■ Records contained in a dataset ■
▬▬▬▬▬▬▬▬▬▬

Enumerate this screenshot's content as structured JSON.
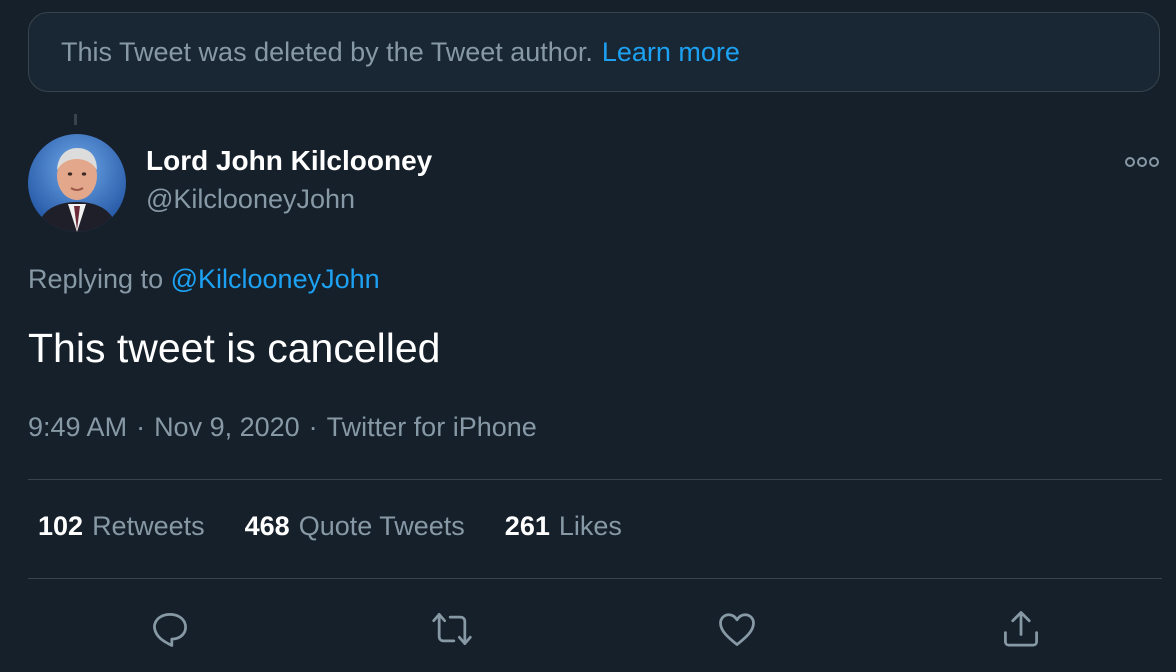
{
  "banner": {
    "text": "This Tweet was deleted by the Tweet author.",
    "link": "Learn more"
  },
  "author": {
    "display_name": "Lord John Kilclooney",
    "handle": "@KilclooneyJohn"
  },
  "reply": {
    "prefix": "Replying to",
    "mention": "@KilclooneyJohn"
  },
  "tweet": {
    "text": "This tweet is cancelled",
    "time": "9:49 AM",
    "date": "Nov 9, 2020",
    "source": "Twitter for iPhone",
    "separator": "·"
  },
  "stats": {
    "retweets_count": "102",
    "retweets_label": "Retweets",
    "quote_count": "468",
    "quote_label": "Quote Tweets",
    "likes_count": "261",
    "likes_label": "Likes"
  },
  "icons": {
    "more": "more-options-icon",
    "reply": "reply-icon",
    "retweet": "retweet-icon",
    "like": "like-icon",
    "share": "share-icon"
  },
  "colors": {
    "background": "#15202b",
    "accent": "#1da1f2",
    "secondary_text": "#8899a6",
    "border": "#38444d"
  }
}
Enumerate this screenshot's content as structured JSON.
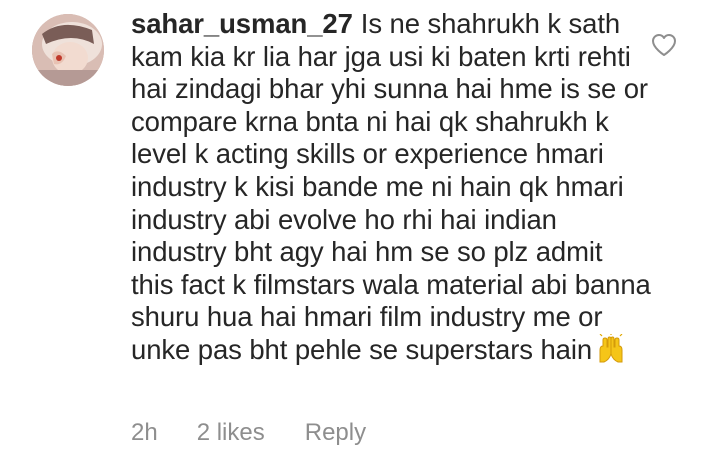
{
  "comment": {
    "username": "sahar_usman_27",
    "text": "Is ne shahrukh k sath kam kia kr lia har jga usi ki baten krti rehti hai zindagi bhar yhi sunna hai hme is se or compare krna bnta ni hai qk shahrukh k level k acting skills or experience hmari industry k kisi bande me ni hain qk hmari industry abi evolve ho rhi hai indian industry bht agy hai hm se so plz admit this fact k filmstars wala material abi banna shuru hua hai hmari film industry me or unke pas bht pehle se superstars hain",
    "emoji_icon": "raising-hands-icon",
    "time": "2h",
    "likes": "2 likes",
    "reply": "Reply"
  },
  "colors": {
    "text": "#262626",
    "meta": "#8e8e8e",
    "heart_outline": "#8e8e8e",
    "emoji": "#f5c518"
  }
}
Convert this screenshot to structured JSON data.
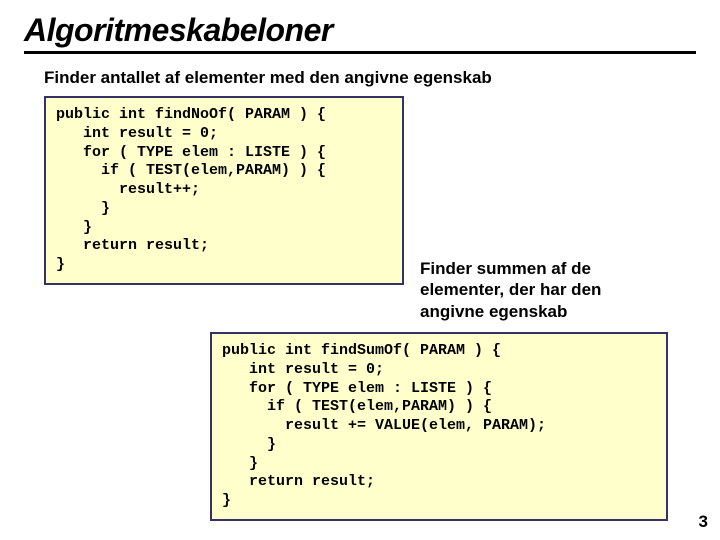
{
  "title": "Algoritmeskabeloner",
  "subtitle1": "Finder antallet af elementer med den angivne egenskab",
  "subtitle2": "Finder summen af de elementer, der har den angivne egenskab",
  "code1": "public int findNoOf( PARAM ) {\n   int result = 0;\n   for ( TYPE elem : LISTE ) {\n     if ( TEST(elem,PARAM) ) {\n       result++;\n     }\n   }\n   return result;\n}",
  "code2": "public int findSumOf( PARAM ) {\n   int result = 0;\n   for ( TYPE elem : LISTE ) {\n     if ( TEST(elem,PARAM) ) {\n       result += VALUE(elem, PARAM);\n     }\n   }\n   return result;\n}",
  "page_number": "3"
}
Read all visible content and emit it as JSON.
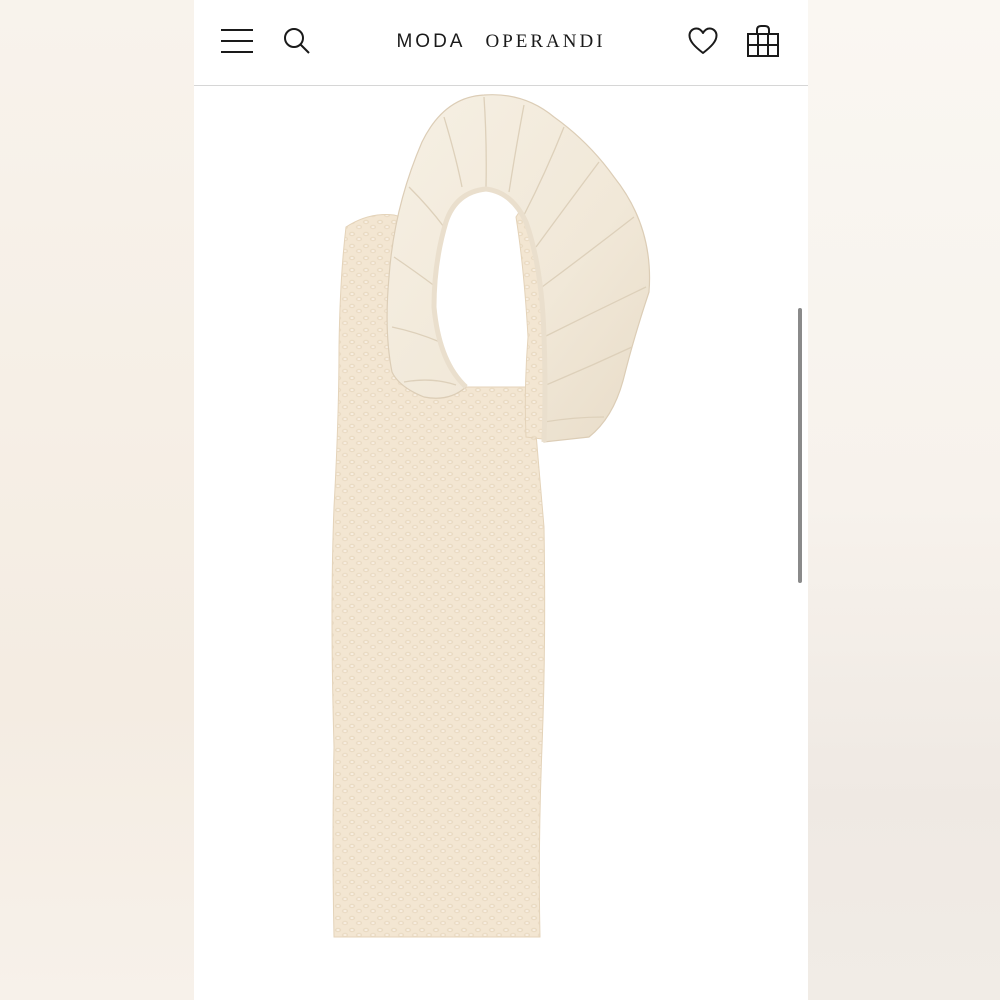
{
  "header": {
    "menu_icon": "hamburger-menu-icon",
    "search_icon": "search-icon",
    "wishlist_icon": "heart-icon",
    "bag_icon": "shopping-bag-icon",
    "logo": {
      "word1": "MODA",
      "word2": "OPERANDI"
    }
  },
  "product": {
    "image_icon": "one-shoulder-ruffle-dress-image"
  },
  "colors": {
    "dress": "#f3e6d2",
    "ruffle": "#f4eddf",
    "text": "#1a1a1a"
  }
}
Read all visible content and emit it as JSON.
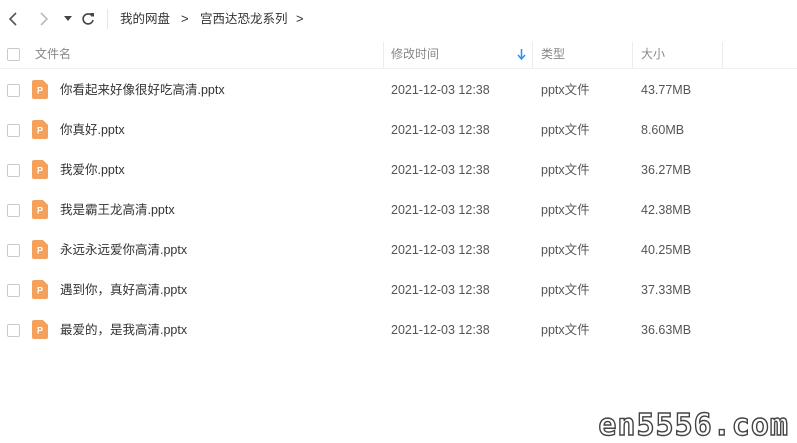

▬▬▬▬▬▬▬▬▬▬

■ Problem to work on ■
Repeat the listing in full and exactly. Leave any pictures out.

■ Task solution ■
Enumerate this screenshot's content as structured JSON.
{
  "banner": {
    "text": "This Tweet was deleted by the Tweet author.",
    "link": "Learn more"
  },
  "author": {
    "display_name": "Lord John Kilclooney",
    "handle": "@KilclooneyJohn"
  },
  "reply": {
    "prefix": "Replying to",
    "mention": "@KilclooneyJohn"
  },
  "tweet": {
    "text": "This tweet is cancelled",
    "time": "9:49 AM",
    "date": "Nov 9, 2020",
    "source": "Twitter for iPhone",
    "separator": "·"
  },
  "stats": {
    "retweets_count": "102",
    "retweets_label": "Retweets",
    "quote_count": "468",
    "quote_label": "Quote Tweets",
    "likes_count": "261",
    "likes_label": "Likes"
  },
  "icons": {
    "more": "more-options-icon",
    "reply": "reply-icon",
    "retweet": "retweet-icon",
    "like": "like-icon",
    "share": "share-icon"
  },
  "colors": {
    "background": "#15202b",
    "accent": "#1da1f2",
    "secondary_text": "#8899a6",
    "border": "#38444d"
  }
}
Enumerate this screenshot's content as structured JSON.
{
  "comment": {
    "username": "sahar_usman_27",
    "text": "Is ne shahrukh k sath kam kia kr lia har jga usi ki baten krti rehti hai zindagi bhar yhi sunna hai hme is se or compare krna bnta ni hai qk shahrukh k level k acting skills or experience hmari industry k kisi bande me ni hain qk hmari industry abi evolve ho rhi hai indian industry bht agy hai hm se so plz admit this fact k filmstars wala material abi banna shuru hua hai hmari film industry me or unke pas bht pehle se superstars hain",
    "emoji_icon": "raising-hands-icon",
    "time": "2h",
    "likes": "2 likes",
    "reply": "Reply"
  },
  "colors": {
    "text": "#262626",
    "meta": "#8e8e8e",
    "heart_outline": "#8e8e8e",
    "emoji": "#f5c518"
  }
}
Convert this screenshot to structured JSON data.
{
  "title": "Algoritmeskabeloner",
  "subtitle1": "Finder antallet af elementer med den angivne egenskab",
  "subtitle2": "Finder summen af de elementer, der har den angivne egenskab",
  "code1": "public int findNoOf( PARAM ) {\n   int result = 0;\n   for ( TYPE elem : LISTE ) {\n     if ( TEST(elem,PARAM) ) {\n       result++;\n     }\n   }\n   return result;\n}",
  "code2": "public int findSumOf( PARAM ) {\n   int result = 0;\n   for ( TYPE elem : LISTE ) {\n     if ( TEST(elem,PARAM) ) {\n       result += VALUE(elem, PARAM);\n     }\n   }\n   return result;\n}",
  "page_number": "3"
}
Read all visible content and emit it as JSON.
{
  "header": {
    "menu_icon": "hamburger-menu-icon",
    "search_icon": "search-icon",
    "wishlist_icon": "heart-icon",
    "bag_icon": "shopping-bag-icon",
    "logo": {
      "word1": "MODA",
      "word2": "OPERANDI"
    }
  },
  "product": {
    "image_icon": "one-shoulder-ruffle-dress-image"
  },
  "colors": {
    "dress": "#f3e6d2",
    "ruffle": "#f4eddf",
    "text": "#1a1a1a"
  }
}
Read all visible content and emit it as JSON.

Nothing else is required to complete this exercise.